• Provided entries:
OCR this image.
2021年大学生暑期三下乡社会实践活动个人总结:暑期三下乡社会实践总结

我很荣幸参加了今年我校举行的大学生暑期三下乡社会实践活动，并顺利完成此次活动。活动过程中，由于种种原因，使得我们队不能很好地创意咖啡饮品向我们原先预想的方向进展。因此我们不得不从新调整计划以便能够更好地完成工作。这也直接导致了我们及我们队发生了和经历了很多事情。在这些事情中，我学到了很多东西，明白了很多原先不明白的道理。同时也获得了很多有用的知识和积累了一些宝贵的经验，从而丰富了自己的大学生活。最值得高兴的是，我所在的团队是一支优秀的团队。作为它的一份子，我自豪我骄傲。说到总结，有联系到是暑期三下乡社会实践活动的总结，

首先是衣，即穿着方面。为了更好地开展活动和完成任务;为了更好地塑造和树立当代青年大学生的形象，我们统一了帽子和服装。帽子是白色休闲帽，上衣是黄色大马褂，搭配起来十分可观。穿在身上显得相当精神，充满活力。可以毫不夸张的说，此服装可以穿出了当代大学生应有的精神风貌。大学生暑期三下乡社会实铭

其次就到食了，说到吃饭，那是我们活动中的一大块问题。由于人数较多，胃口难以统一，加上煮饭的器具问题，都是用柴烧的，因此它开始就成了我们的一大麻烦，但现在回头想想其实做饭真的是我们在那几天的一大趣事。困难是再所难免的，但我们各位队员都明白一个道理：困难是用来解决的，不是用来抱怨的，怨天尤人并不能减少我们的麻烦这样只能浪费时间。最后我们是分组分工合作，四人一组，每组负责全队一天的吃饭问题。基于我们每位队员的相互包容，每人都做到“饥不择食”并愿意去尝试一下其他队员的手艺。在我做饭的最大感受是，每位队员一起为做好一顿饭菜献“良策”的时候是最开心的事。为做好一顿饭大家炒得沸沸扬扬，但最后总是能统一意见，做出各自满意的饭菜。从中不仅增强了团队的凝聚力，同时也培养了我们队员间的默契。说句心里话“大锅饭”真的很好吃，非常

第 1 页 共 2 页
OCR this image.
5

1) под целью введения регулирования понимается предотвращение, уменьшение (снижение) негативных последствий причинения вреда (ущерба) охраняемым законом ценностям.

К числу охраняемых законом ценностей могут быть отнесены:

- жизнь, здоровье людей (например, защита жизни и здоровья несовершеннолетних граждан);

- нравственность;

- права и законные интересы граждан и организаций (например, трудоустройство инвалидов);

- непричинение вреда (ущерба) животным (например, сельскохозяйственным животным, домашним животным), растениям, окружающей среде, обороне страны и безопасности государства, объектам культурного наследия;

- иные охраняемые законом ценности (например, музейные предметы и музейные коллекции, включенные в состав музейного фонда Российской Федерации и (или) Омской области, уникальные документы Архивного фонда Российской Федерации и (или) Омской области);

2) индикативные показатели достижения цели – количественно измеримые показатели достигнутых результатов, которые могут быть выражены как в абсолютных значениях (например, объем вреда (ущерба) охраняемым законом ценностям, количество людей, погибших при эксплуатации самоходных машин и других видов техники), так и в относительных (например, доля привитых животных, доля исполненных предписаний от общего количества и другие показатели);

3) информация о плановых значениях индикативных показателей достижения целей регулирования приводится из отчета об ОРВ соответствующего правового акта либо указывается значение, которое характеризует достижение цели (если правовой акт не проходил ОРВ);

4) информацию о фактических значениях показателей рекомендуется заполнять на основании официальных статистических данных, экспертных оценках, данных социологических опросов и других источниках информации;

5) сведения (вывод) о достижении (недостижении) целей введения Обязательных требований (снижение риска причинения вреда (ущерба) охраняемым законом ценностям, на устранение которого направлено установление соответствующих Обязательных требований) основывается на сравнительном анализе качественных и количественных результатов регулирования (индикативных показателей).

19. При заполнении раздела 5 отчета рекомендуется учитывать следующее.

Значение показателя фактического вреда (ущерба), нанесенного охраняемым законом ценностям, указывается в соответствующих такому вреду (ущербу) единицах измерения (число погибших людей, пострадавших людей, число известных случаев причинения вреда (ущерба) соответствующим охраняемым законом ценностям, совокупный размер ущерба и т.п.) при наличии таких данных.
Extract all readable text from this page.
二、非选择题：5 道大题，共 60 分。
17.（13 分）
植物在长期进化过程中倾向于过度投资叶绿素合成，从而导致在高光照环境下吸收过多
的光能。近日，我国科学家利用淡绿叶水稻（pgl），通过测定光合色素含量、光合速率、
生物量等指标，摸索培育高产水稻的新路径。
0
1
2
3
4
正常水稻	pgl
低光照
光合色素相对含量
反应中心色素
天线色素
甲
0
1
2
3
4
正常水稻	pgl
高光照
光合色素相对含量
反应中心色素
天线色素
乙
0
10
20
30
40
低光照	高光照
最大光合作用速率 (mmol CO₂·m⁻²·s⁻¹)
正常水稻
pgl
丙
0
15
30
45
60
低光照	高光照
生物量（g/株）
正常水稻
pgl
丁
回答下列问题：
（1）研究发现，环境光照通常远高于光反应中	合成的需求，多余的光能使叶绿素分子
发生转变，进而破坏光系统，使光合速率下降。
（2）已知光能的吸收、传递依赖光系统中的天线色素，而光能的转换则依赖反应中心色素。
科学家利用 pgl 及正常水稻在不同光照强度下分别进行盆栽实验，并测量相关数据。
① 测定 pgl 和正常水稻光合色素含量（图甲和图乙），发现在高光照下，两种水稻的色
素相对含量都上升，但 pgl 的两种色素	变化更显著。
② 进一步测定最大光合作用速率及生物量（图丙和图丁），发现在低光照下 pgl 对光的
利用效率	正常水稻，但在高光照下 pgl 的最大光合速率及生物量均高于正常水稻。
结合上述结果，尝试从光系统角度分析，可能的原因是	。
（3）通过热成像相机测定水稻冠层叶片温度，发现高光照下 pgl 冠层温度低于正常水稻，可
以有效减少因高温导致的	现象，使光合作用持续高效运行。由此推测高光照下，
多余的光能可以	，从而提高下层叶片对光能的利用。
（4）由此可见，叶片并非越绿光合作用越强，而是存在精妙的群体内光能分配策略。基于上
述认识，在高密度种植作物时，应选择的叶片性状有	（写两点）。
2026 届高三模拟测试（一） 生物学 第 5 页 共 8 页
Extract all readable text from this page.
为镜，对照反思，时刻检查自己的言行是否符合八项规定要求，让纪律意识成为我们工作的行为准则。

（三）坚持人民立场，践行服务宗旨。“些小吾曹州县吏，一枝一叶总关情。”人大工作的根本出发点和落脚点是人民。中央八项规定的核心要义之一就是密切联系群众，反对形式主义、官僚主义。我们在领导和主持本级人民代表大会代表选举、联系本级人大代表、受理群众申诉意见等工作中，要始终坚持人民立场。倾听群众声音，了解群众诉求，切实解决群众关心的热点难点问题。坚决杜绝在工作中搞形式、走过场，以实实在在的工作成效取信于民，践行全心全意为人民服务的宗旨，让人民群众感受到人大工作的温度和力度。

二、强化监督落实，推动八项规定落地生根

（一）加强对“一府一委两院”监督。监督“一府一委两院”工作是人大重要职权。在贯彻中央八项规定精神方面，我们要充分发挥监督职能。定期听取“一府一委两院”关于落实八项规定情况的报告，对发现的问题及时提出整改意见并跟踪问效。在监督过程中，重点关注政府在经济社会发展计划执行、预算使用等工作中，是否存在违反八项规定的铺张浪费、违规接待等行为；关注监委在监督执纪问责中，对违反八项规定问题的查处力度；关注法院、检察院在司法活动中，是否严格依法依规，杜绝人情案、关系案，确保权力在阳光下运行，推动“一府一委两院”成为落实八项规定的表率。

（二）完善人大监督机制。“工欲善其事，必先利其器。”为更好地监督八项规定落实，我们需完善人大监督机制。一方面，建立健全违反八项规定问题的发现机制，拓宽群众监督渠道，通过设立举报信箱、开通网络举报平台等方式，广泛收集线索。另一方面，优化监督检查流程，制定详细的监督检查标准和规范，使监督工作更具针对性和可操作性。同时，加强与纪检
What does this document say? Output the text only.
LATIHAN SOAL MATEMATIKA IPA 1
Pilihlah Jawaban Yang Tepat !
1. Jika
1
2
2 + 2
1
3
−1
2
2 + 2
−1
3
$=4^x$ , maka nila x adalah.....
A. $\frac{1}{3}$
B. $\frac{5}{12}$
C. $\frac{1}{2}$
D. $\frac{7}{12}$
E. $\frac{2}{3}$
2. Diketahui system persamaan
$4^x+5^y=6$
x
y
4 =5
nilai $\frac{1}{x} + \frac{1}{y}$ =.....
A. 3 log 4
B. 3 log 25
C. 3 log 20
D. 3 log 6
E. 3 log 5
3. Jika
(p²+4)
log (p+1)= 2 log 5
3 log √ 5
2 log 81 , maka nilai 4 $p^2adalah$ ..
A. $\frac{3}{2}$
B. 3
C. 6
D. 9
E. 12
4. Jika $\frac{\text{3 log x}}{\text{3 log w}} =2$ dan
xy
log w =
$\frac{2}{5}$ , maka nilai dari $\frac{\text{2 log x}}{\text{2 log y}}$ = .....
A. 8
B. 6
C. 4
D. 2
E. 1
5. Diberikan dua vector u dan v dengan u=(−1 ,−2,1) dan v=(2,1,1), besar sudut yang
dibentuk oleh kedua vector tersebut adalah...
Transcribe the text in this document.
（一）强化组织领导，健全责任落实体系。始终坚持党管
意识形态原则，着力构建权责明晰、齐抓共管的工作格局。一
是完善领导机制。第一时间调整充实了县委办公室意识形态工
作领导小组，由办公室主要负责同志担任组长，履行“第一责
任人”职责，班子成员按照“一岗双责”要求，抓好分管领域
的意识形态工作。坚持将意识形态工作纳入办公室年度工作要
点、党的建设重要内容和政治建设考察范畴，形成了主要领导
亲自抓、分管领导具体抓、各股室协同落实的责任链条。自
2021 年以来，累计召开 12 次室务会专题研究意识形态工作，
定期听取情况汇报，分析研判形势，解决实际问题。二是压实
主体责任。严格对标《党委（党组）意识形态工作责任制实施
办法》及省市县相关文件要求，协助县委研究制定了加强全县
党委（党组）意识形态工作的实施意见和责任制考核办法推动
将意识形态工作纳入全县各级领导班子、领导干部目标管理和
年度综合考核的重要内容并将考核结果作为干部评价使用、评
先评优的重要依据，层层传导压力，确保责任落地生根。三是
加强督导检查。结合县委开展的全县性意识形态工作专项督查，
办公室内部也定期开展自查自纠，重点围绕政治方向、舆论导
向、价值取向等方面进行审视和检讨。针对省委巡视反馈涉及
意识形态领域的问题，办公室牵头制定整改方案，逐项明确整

• Problem details:
Only the number is wanted: how many lines of the data contain the word "nilai"?

• Correct response:
3